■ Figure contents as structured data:

>>>>

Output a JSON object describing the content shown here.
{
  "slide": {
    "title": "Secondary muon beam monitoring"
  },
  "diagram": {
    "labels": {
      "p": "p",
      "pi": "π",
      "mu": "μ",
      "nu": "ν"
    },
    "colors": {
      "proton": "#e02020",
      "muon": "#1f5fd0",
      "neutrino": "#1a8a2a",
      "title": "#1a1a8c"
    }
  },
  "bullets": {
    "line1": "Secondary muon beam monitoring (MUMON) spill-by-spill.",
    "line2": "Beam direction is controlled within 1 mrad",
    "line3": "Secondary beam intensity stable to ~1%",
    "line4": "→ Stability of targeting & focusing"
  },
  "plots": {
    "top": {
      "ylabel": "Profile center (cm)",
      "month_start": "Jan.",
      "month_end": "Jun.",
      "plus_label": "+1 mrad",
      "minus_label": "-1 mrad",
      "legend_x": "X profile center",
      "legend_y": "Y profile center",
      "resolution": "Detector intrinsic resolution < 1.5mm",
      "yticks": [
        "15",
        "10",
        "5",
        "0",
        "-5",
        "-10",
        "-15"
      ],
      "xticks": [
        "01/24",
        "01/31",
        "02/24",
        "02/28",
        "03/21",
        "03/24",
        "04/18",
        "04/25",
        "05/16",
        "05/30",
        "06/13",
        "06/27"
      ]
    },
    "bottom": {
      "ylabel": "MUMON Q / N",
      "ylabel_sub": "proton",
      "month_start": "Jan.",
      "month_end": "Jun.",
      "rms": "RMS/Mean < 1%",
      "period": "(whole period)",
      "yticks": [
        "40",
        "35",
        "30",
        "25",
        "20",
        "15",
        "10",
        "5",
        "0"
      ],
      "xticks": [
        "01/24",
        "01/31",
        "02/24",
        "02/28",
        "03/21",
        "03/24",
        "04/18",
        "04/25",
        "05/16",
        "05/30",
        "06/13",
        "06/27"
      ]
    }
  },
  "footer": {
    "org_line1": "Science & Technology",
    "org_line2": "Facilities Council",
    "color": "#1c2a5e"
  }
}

<<<<

■ Exercise description:
Look through the data and gather every line with the string "title" in it.

■ Problem solution:
    "title": "Secondary muon beam monitoring"
      "title": "#1a1a8c"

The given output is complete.